◆ What the exercise asks ◆
Go through the entries below. Copy each line in which "sich" appears.

◆ Excerpted records ◆
▼
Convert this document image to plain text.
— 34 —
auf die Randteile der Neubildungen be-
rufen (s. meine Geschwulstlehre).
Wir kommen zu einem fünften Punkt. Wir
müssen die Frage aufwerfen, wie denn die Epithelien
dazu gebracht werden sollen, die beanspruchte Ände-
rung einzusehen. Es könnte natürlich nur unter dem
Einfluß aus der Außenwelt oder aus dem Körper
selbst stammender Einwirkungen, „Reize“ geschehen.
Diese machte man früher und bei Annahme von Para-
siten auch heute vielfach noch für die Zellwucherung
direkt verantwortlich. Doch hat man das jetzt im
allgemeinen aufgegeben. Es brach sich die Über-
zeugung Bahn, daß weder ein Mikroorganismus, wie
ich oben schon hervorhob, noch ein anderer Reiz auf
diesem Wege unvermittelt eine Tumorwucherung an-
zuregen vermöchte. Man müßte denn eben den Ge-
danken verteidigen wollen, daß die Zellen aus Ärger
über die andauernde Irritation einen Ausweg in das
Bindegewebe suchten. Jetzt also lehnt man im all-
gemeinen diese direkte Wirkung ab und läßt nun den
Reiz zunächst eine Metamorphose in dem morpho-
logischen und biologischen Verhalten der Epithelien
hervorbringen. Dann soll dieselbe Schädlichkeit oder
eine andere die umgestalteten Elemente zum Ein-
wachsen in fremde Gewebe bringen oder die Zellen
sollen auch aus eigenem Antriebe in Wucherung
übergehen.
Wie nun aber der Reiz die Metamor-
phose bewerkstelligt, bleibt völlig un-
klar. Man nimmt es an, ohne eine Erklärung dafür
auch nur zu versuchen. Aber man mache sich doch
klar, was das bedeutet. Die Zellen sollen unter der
▲
▼
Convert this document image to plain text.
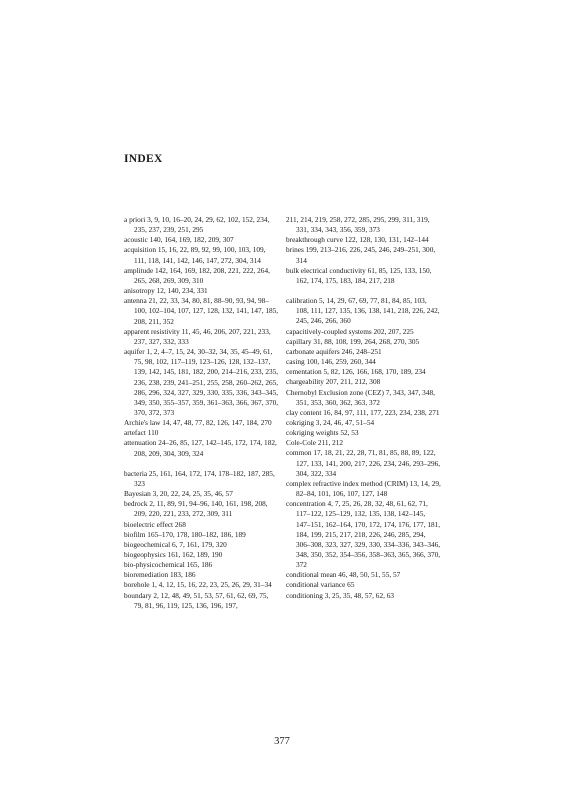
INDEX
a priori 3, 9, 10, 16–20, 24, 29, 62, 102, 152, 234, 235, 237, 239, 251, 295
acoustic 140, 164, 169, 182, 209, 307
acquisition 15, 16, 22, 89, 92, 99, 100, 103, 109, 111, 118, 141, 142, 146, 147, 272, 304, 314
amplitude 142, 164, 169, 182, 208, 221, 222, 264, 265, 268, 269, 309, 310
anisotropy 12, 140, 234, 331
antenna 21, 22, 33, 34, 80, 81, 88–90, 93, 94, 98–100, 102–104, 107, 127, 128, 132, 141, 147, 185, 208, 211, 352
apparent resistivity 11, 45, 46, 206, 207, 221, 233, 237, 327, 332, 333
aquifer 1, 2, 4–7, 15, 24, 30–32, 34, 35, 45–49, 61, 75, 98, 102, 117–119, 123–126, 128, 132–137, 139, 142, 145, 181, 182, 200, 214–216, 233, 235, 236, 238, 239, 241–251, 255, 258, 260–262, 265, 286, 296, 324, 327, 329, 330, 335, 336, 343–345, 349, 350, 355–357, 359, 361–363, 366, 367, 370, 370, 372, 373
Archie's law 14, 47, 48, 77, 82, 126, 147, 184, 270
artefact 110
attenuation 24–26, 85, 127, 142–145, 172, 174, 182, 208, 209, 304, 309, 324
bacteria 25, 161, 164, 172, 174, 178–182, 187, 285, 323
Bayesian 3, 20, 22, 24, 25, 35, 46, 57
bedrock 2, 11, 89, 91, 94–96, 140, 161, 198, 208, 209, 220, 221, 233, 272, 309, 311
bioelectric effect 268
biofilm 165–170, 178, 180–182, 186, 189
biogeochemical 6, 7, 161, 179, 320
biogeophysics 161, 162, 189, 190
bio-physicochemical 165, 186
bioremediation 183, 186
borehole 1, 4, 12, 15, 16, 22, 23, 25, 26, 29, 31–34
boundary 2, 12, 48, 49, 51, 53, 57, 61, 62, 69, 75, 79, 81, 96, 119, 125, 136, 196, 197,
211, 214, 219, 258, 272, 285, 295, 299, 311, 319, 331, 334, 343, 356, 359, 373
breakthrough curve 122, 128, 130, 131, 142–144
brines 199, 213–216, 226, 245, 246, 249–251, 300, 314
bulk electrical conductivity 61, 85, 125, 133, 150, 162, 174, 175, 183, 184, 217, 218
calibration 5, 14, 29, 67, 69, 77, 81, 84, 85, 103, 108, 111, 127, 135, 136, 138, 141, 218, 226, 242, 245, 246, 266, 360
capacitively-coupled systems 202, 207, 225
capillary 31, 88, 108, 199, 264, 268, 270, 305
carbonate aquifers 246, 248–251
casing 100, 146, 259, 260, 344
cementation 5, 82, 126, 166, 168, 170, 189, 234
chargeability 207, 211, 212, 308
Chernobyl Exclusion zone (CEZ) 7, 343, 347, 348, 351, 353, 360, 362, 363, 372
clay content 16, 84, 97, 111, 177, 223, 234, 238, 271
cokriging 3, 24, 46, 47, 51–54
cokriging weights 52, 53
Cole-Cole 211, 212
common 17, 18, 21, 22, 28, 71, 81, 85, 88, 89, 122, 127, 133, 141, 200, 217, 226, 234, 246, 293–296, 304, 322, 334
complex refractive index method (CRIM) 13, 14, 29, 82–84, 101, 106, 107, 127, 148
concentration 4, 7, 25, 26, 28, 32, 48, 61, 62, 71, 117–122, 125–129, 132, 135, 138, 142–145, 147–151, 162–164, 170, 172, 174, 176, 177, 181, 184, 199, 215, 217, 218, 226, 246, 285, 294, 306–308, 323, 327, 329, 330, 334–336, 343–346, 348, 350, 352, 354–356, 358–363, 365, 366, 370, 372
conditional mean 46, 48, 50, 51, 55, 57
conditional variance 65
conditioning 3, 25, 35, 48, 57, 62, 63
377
▲
◆ Your response ◆
allgemeinen aufgegeben. Es brach sich die Über-
auch nur zu versuchen. Aber man mache sich doch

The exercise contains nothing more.